Copy out every line of the data exactly.

::::

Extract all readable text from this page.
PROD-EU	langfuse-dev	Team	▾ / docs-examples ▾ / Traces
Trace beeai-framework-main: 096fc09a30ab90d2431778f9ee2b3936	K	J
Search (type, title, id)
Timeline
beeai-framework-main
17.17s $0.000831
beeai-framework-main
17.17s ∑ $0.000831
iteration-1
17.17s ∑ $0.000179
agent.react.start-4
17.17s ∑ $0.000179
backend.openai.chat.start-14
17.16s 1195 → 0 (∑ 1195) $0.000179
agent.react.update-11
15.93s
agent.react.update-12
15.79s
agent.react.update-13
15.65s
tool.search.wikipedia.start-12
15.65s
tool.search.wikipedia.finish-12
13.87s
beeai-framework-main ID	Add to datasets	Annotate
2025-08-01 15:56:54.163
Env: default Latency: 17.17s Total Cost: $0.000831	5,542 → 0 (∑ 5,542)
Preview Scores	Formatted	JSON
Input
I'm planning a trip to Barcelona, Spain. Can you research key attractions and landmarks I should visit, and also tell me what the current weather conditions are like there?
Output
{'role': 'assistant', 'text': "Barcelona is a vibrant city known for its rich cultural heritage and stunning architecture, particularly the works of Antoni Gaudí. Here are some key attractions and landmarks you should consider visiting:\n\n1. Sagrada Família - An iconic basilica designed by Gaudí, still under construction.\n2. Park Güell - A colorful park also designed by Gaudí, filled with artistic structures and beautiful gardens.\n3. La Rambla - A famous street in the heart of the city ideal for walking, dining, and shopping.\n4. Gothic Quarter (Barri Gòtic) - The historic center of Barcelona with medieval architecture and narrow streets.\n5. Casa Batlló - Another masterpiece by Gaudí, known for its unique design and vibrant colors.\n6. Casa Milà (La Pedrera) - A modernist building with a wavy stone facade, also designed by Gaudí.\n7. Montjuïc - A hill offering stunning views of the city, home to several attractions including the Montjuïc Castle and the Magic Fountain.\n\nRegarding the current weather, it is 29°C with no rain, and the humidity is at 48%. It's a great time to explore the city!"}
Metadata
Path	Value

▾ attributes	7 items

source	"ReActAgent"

::::

Worked solution.
Extract all readable text from this page.
PROD-EU	langfuse-dev	Team	▾ / docs-examples ▾ / Traces
Trace beeai-framework-main: 096fc09a30ab90d2431778f9ee2b3936	K	J
Search (type, title, id)
Timeline
beeai-framework-main
17.17s $0.000831
beeai-framework-main
17.17s ∑ $0.000831
iteration-1
17.17s ∑ $0.000179
agent.react.start-4
17.17s ∑ $0.000179
backend.openai.chat.start-14
17.16s 1195 → 0 (∑ 1195) $0.000179
agent.react.update-11
15.93s
agent.react.update-12
15.79s
agent.react.update-13
15.65s
tool.search.wikipedia.start-12
15.65s
tool.search.wikipedia.finish-12
13.87s
beeai-framework-main ID	Add to datasets	Annotate
2025-08-01 15:56:54.163
Env: default Latency: 17.17s Total Cost: $0.000831	5,542 → 0 (∑ 5,542)
Preview Scores	Formatted	JSON
Input
I'm planning a trip to Barcelona, Spain. Can you research key attractions and landmarks I should visit, and also tell me what the current weather conditions are like there?
Output
{'role': 'assistant', 'text': "Barcelona is a vibrant city known for its rich cultural heritage and stunning architecture, particularly the works of Antoni Gaudí. Here are some key attractions and landmarks you should consider visiting:\n\n1. Sagrada Família - An iconic basilica designed by Gaudí, still under construction.\n2. Park Güell - A colorful park also designed by Gaudí, filled with artistic structures and beautiful gardens.\n3. La Rambla - A famous street in the heart of the city ideal for walking, dining, and shopping.\n4. Gothic Quarter (Barri Gòtic) - The historic center of Barcelona with medieval architecture and narrow streets.\n5. Casa Batlló - Another masterpiece by Gaudí, known for its unique design and vibrant colors.\n6. Casa Milà (La Pedrera) - A modernist building with a wavy stone facade, also designed by Gaudí.\n7. Montjuïc - A hill offering stunning views of the city, home to several attractions including the Montjuïc Castle and the Magic Fountain.\n\nRegarding the current weather, it is 29°C with no rain, and the humidity is at 48%. It's a great time to explore the city!"}
Metadata
Path	Value

▾ attributes	7 items

source	"ReActAgent"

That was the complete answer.